# [INFORMATION SUPPLIED]

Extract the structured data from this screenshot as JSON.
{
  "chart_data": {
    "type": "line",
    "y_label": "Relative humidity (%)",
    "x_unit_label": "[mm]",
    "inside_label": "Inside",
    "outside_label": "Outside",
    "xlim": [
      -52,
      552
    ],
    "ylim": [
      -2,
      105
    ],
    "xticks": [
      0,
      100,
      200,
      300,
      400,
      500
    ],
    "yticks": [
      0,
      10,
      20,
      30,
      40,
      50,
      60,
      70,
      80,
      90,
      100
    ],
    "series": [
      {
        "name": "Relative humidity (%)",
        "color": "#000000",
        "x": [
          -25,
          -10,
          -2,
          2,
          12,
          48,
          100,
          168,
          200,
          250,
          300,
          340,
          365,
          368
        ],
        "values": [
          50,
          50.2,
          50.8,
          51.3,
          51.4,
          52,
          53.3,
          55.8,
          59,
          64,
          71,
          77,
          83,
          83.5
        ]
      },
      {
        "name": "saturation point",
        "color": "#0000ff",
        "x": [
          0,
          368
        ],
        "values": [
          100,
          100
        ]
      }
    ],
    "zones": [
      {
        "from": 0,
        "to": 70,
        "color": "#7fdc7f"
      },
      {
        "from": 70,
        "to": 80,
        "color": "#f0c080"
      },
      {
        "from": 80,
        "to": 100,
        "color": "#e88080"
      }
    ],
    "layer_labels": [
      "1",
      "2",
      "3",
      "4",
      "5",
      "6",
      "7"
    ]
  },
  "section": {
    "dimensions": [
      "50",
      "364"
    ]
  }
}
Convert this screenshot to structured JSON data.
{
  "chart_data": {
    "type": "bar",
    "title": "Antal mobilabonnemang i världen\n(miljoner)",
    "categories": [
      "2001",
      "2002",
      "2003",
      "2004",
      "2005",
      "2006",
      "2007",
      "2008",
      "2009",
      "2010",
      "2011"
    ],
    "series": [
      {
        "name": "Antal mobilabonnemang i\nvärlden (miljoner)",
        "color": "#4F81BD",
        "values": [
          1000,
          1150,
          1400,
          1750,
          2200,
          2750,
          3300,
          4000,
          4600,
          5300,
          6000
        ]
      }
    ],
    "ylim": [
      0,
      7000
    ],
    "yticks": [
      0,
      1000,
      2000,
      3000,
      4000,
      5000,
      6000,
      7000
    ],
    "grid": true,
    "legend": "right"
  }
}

# [EXERCISE]
Repeat the data above, word for word.

# [SOLUTION TO THIS EXERCISE]
Extract the structured data from this screenshot as JSON.
{
  "chart_data": {
    "type": "line",
    "y_label": "Relative humidity (%)",
    "x_unit_label": "[mm]",
    "inside_label": "Inside",
    "outside_label": "Outside",
    "xlim": [
      -52,
      552
    ],
    "ylim": [
      -2,
      105
    ],
    "xticks": [
      0,
      100,
      200,
      300,
      400,
      500
    ],
    "yticks": [
      0,
      10,
      20,
      30,
      40,
      50,
      60,
      70,
      80,
      90,
      100
    ],
    "series": [
      {
        "name": "Relative humidity (%)",
        "color": "#000000",
        "x": [
          -25,
          -10,
          -2,
          2,
          12,
          48,
          100,
          168,
          200,
          250,
          300,
          340,
          365,
          368
        ],
        "values": [
          50,
          50.2,
          50.8,
          51.3,
          51.4,
          52,
          53.3,
          55.8,
          59,
          64,
          71,
          77,
          83,
          83.5
        ]
      },
      {
        "name": "saturation point",
        "color": "#0000ff",
        "x": [
          0,
          368
        ],
        "values": [
          100,
          100
        ]
      }
    ],
    "zones": [
      {
        "from": 0,
        "to": 70,
        "color": "#7fdc7f"
      },
      {
        "from": 70,
        "to": 80,
        "color": "#f0c080"
      },
      {
        "from": 80,
        "to": 100,
        "color": "#e88080"
      }
    ],
    "layer_labels": [
      "1",
      "2",
      "3",
      "4",
      "5",
      "6",
      "7"
    ]
  },
  "section": {
    "dimensions": [
      "50",
      "364"
    ]
  }
}
Convert this screenshot to structured JSON data.
{
  "chart_data": {
    "type": "bar",
    "title": "Antal mobilabonnemang i världen\n(miljoner)",
    "categories": [
      "2001",
      "2002",
      "2003",
      "2004",
      "2005",
      "2006",
      "2007",
      "2008",
      "2009",
      "2010",
      "2011"
    ],
    "series": [
      {
        "name": "Antal mobilabonnemang i\nvärlden (miljoner)",
        "color": "#4F81BD",
        "values": [
          1000,
          1150,
          1400,
          1750,
          2200,
          2750,
          3300,
          4000,
          4600,
          5300,
          6000
        ]
      }
    ],
    "ylim": [
      0,
      7000
    ],
    "yticks": [
      0,
      1000,
      2000,
      3000,
      4000,
      5000,
      6000,
      7000
    ],
    "grid": true,
    "legend": "right"
  }
}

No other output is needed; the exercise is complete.